'''

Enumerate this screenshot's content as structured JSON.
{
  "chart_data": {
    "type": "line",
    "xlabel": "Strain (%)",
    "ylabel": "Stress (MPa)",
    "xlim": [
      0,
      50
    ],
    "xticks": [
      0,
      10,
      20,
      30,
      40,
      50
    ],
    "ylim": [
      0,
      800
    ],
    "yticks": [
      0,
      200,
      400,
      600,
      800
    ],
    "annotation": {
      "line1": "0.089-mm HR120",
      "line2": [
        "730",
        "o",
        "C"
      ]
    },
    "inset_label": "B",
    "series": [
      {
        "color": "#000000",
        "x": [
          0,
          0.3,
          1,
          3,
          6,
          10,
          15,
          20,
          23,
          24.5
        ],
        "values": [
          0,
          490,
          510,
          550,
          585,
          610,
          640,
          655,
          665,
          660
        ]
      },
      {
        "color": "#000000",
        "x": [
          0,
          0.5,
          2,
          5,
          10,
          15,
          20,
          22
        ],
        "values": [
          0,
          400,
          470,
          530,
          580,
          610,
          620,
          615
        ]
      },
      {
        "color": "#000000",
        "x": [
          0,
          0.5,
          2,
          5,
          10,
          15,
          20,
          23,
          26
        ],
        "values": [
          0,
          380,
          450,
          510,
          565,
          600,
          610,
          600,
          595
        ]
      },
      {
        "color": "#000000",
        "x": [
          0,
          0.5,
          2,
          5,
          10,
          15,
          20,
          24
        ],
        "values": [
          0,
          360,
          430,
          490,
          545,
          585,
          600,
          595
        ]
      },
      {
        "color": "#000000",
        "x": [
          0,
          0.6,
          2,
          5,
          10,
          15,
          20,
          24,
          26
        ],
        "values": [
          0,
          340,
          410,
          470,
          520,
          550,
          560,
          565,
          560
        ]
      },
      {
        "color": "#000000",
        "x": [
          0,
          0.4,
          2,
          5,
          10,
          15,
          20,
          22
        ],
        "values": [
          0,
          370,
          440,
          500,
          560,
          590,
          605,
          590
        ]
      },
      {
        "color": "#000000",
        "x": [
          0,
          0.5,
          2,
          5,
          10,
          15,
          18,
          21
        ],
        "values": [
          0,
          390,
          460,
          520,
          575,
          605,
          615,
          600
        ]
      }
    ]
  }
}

'''

▸ WHAT IS EXPECTED
Make a verbatim copy of every entry shown above.

▸ TASK RESULT
Enumerate this screenshot's content as structured JSON.
{
  "chart_data": {
    "type": "line",
    "xlabel": "Strain (%)",
    "ylabel": "Stress (MPa)",
    "xlim": [
      0,
      50
    ],
    "xticks": [
      0,
      10,
      20,
      30,
      40,
      50
    ],
    "ylim": [
      0,
      800
    ],
    "yticks": [
      0,
      200,
      400,
      600,
      800
    ],
    "annotation": {
      "line1": "0.089-mm HR120",
      "line2": [
        "730",
        "o",
        "C"
      ]
    },
    "inset_label": "B",
    "series": [
      {
        "color": "#000000",
        "x": [
          0,
          0.3,
          1,
          3,
          6,
          10,
          15,
          20,
          23,
          24.5
        ],
        "values": [
          0,
          490,
          510,
          550,
          585,
          610,
          640,
          655,
          665,
          660
        ]
      },
      {
        "color": "#000000",
        "x": [
          0,
          0.5,
          2,
          5,
          10,
          15,
          20,
          22
        ],
        "values": [
          0,
          400,
          470,
          530,
          580,
          610,
          620,
          615
        ]
      },
      {
        "color": "#000000",
        "x": [
          0,
          0.5,
          2,
          5,
          10,
          15,
          20,
          23,
          26
        ],
        "values": [
          0,
          380,
          450,
          510,
          565,
          600,
          610,
          600,
          595
        ]
      },
      {
        "color": "#000000",
        "x": [
          0,
          0.5,
          2,
          5,
          10,
          15,
          20,
          24
        ],
        "values": [
          0,
          360,
          430,
          490,
          545,
          585,
          600,
          595
        ]
      },
      {
        "color": "#000000",
        "x": [
          0,
          0.6,
          2,
          5,
          10,
          15,
          20,
          24,
          26
        ],
        "values": [
          0,
          340,
          410,
          470,
          520,
          550,
          560,
          565,
          560
        ]
      },
      {
        "color": "#000000",
        "x": [
          0,
          0.4,
          2,
          5,
          10,
          15,
          20,
          22
        ],
        "values": [
          0,
          370,
          440,
          500,
          560,
          590,
          605,
          590
        ]
      },
      {
        "color": "#000000",
        "x": [
          0,
          0.5,
          2,
          5,
          10,
          15,
          18,
          21
        ],
        "values": [
          0,
          390,
          460,
          520,
          575,
          605,
          615,
          600
        ]
      }
    ]
  }
}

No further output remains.